» Directions
Copy each line below in which the string "żelaza" occurs.

» Given data
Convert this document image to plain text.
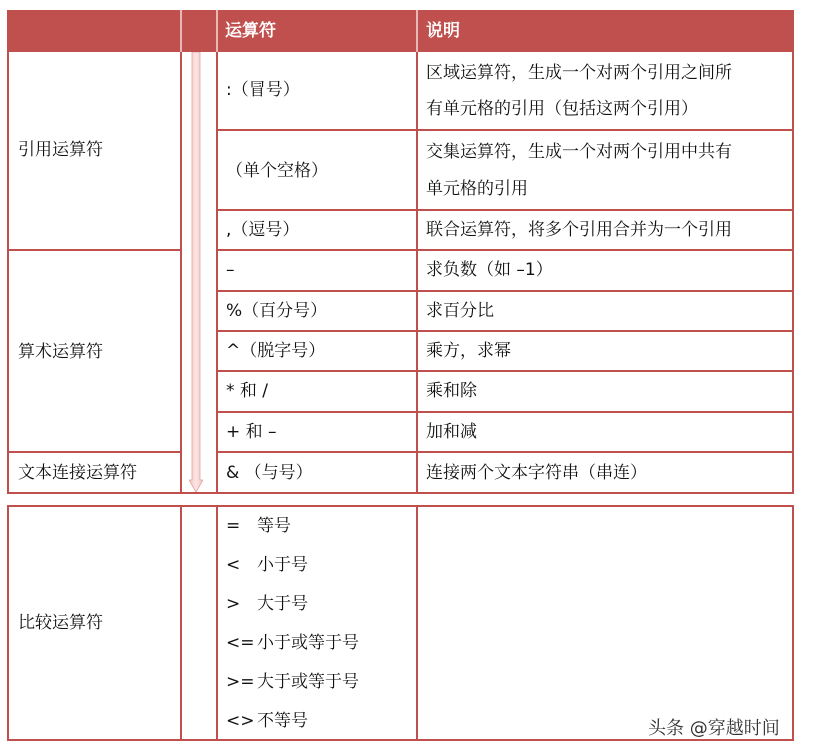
运算符	说明
引用运算符
算术运算符
文本连接运算符
:（冒号）
（单个空格）
,（逗号）
–
%（百分号）
^（脱字号）
* 和 /
+ 和 –
& （与号）
区域运算符，生成一个对两个引用之间所
有单元格的引用（包括这两个引用）
交集运算符，生成一个对两个引用中共有
单元格的引用
联合运算符，将多个引用合并为一个引用
求负数（如 –1）
求百分比
乘方，求幂
乘和除
加和减
连接两个文本字符串（串连）
比较运算符
= 等号
< 小于号
> 大于号
<= 小于或等于号
>= 大于或等于号
<> 不等号	头条 @穿越时间
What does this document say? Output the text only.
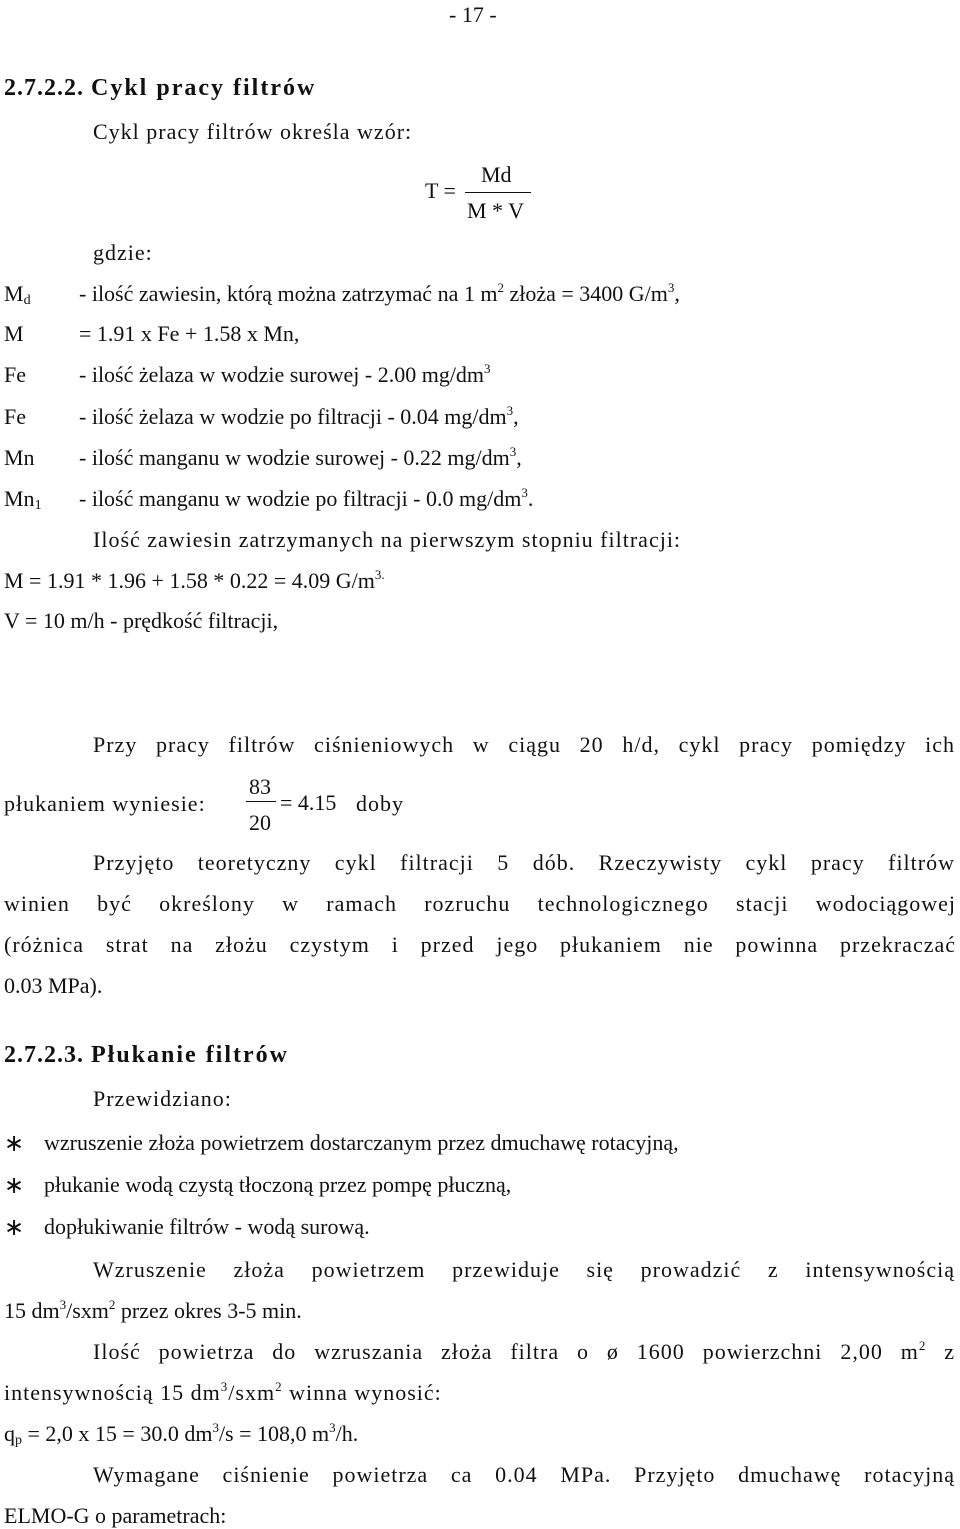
- 17 -
2.7.2.2. Cykl pracy filtrów
Cykl pracy filtrów określa wzór:
T =
Md
M * V
gdzie:
$M_d$ - ilość zawiesin, którą można zatrzymać na 1 $m^2$ złoża = 3400 $G/m^3$,
M	= 1.91 x Fe + 1.58 x Mn,
Fe - ilość żelaza w wodzie surowej - 2.00 $mg/dm^3$
Fe - ilość żelaza w wodzie po filtracji - 0.04 $mg/dm^3$,
Mn - ilość manganu w wodzie surowej - 0.22 $mg/dm^3$,
$Mn_1$ - ilość manganu w wodzie po filtracji - 0.0 $mg/dm^3$.
Ilość zawiesin zatrzymanych na pierwszym stopniu filtracji:
M = 1.91 * 1.96 + 1.58 * 0.22 = 4.09 $G/m^{3.}$
V = 10 m/h - prędkość filtracji,
Przy pracy filtrów ciśnieniowych w ciągu 20 h/d, cykl pracy pomiędzy ich
płukaniem wyniesie:
83
20
= 4.15 doby
Przyjęto teoretyczny cykl filtracji 5 dób. Rzeczywisty cykl pracy filtrów
winien być określony w ramach rozruchu technologicznego stacji wodociągowej
(różnica strat na złożu czystym i przed jego płukaniem nie powinna przekraczać
0.03 MPa).
2.7.2.3. Płukanie filtrów
Przewidziano:
∗ wzruszenie złoża powietrzem dostarczanym przez dmuchawę rotacyjną,
∗ płukanie wodą czystą tłoczoną przez pompę płuczną,
∗ dopłukiwanie filtrów - wodą surową.
Wzruszenie złoża powietrzem przewiduje się prowadzić z intensywnością
15 $dm^3/sxm^2$ przez okres 3-5 min.
Ilość powietrza do wzruszania złoża filtra o ø 1600 powierzchni 2,00 $m^2$ z
intensywnością 15 $dm^3/sxm^2$ winna wynosić:
$q_p = 2,0$ x 15 = 30.0 $dm^3/s = 108,0$ $m^3/h$.
Wymagane ciśnienie powietrza ca 0.04 MPa. Przyjęto dmuchawę rotacyjną
ELMO-G o parametrach:
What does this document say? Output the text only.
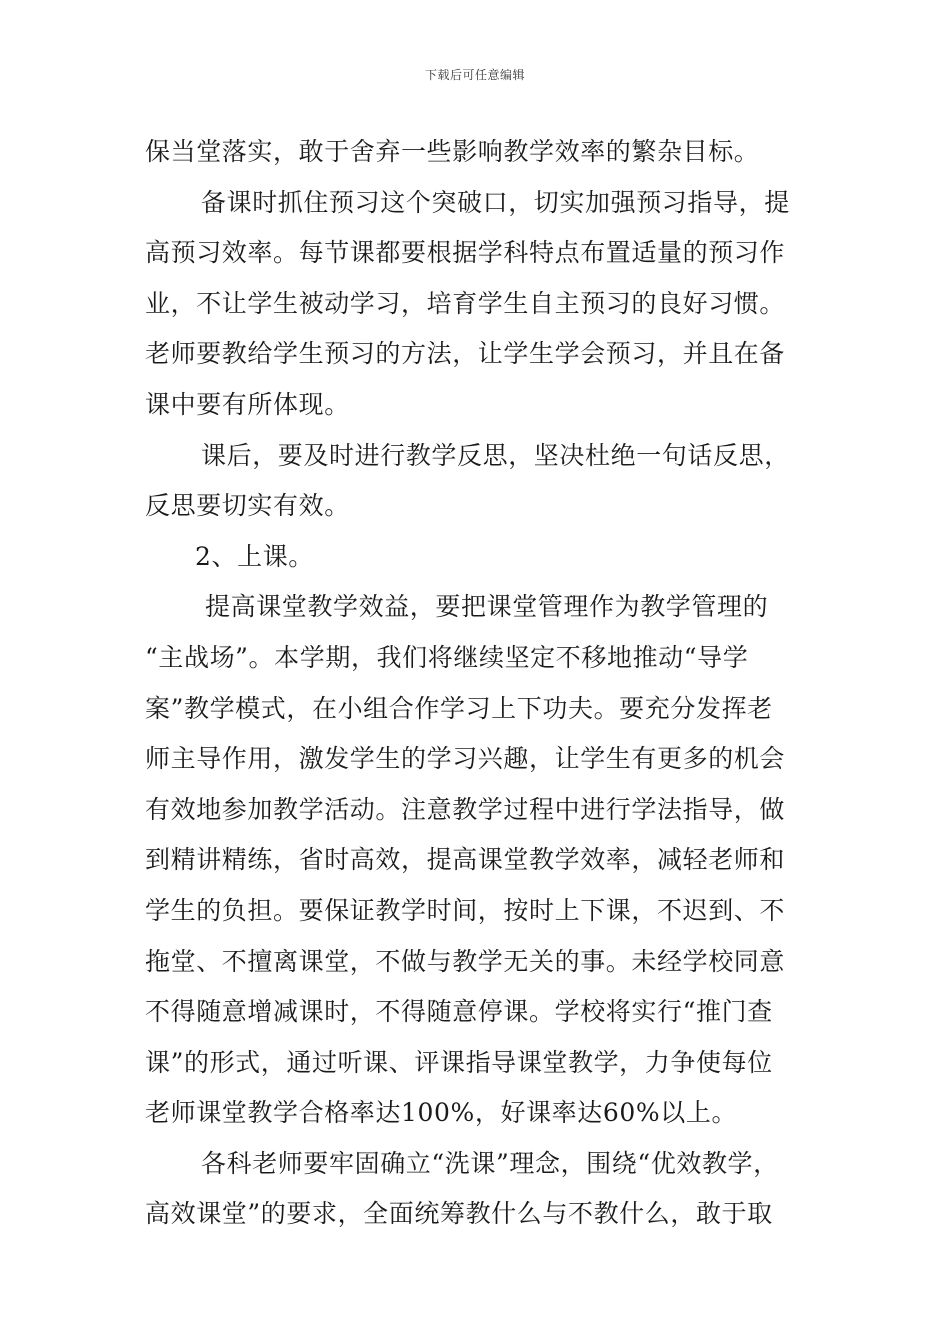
下载后可任意编辑
保当堂落实，敢于舍弃一些影响教学效率的繁杂目标。
备课时抓住预习这个突破口，切实加强预习指导，提
高预习效率。每节课都要根据学科特点布置适量的预习作
业，不让学生被动学习，培育学生自主预习的良好习惯。
老师要教给学生预习的方法，让学生学会预习，并且在备
课中要有所体现。
课后，要及时进行教学反思，坚决杜绝一句话反思，
反思要切实有效。
2、上课。
提高课堂教学效益，要把课堂管理作为教学管理的
“主战场”。本学期，我们将继续坚定不移地推动“导学
案”教学模式，在小组合作学习上下功夫。要充分发挥老
师主导作用，激发学生的学习兴趣，让学生有更多的机会
有效地参加教学活动。注意教学过程中进行学法指导，做
到精讲精练，省时高效，提高课堂教学效率，减轻老师和
学生的负担。要保证教学时间，按时上下课，不迟到、不
拖堂、不擅离课堂，不做与教学无关的事。未经学校同意
不得随意增减课时，不得随意停课。学校将实行“推门查
课”的形式，通过听课、评课指导课堂教学，力争使每位
老师课堂教学合格率达100%，好课率达60%以上。
各科老师要牢固确立“洗课”理念，围绕“优效教学，
高效课堂”的要求，全面统筹教什么与不教什么，敢于取
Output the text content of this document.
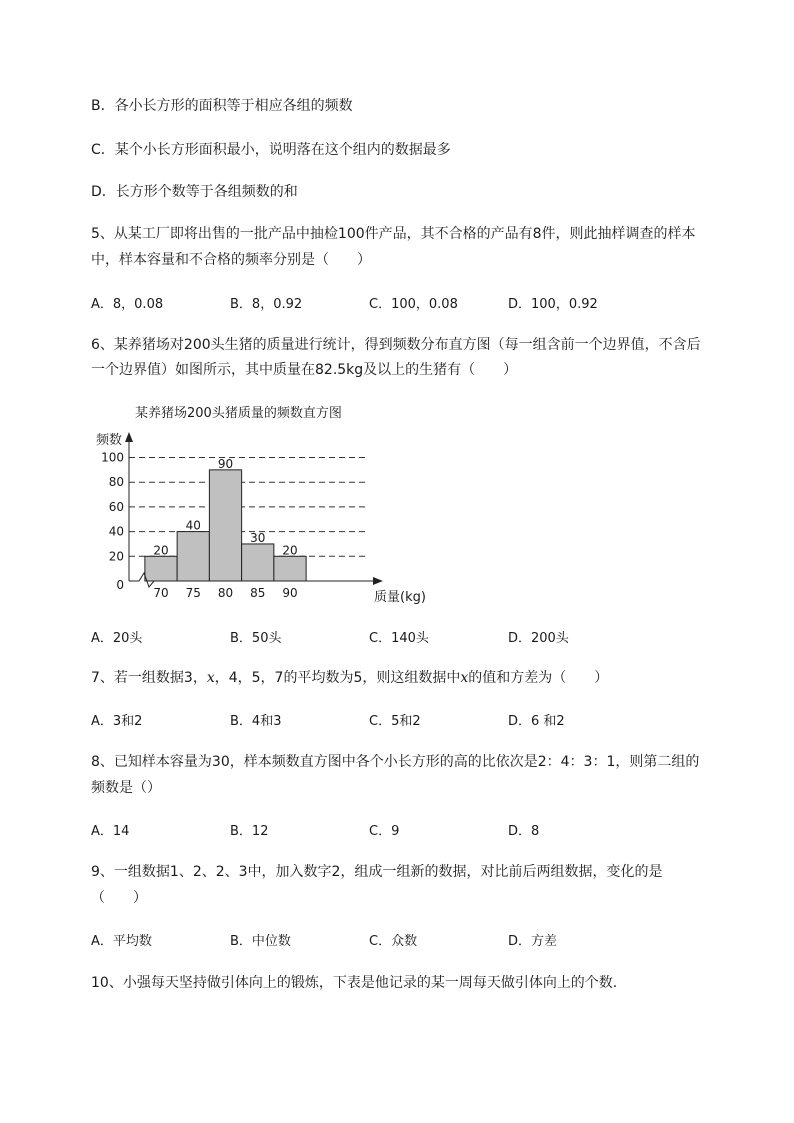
B．各小长方形的面积等于相应各组的频数
C．某个小长方形面积最小，说明落在这个组内的数据最多
D．长方形个数等于各组频数的和
5、从某工厂即将出售的一批产品中抽检100件产品，其不合格的产品有8件，则此抽样调查的样本
中，样本容量和不合格的频率分别是（　　）
A．8，0.08	B．8，0.92	C．100，0.08	D．100，0.92
6、某养猪场对200头生猪的质量进行统计，得到频数分布直方图（每一组含前一个边界值，不含后
一个边界值）如图所示，其中质量在82.5kg及以上的生猪有（　　）
某养猪场200头猪质量的频数直方图
频数
质量(kg)
20
40
90
30
20
0
20
40
60
80
100
70 75 80 85 90
A．20头	B．50头	C．140头	D．200头
7、若一组数据3，x，4，5，7的平均数为5，则这组数据中x的值和方差为（　　）
A．3和2	B．4和3	C．5和2	D．6 和2
8、已知样本容量为30，样本频数直方图中各个小长方形的高的比依次是2：4：3：1，则第二组的
频数是（）
A．14	B．12	C．9	D．8
9、一组数据1、2、2、3中，加入数字2，组成一组新的数据，对比前后两组数据，变化的是
（　　）
A．平均数	B．中位数	C．众数	D．方差
10、小强每天坚持做引体向上的锻炼，下表是他记录的某一周每天做引体向上的个数.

» Response for this exercise
Fe - ilość żelaza w wodzie surowej - 2.00 $mg/dm^3$
Fe - ilość żelaza w wodzie po filtracji - 0.04 $mg/dm^3$,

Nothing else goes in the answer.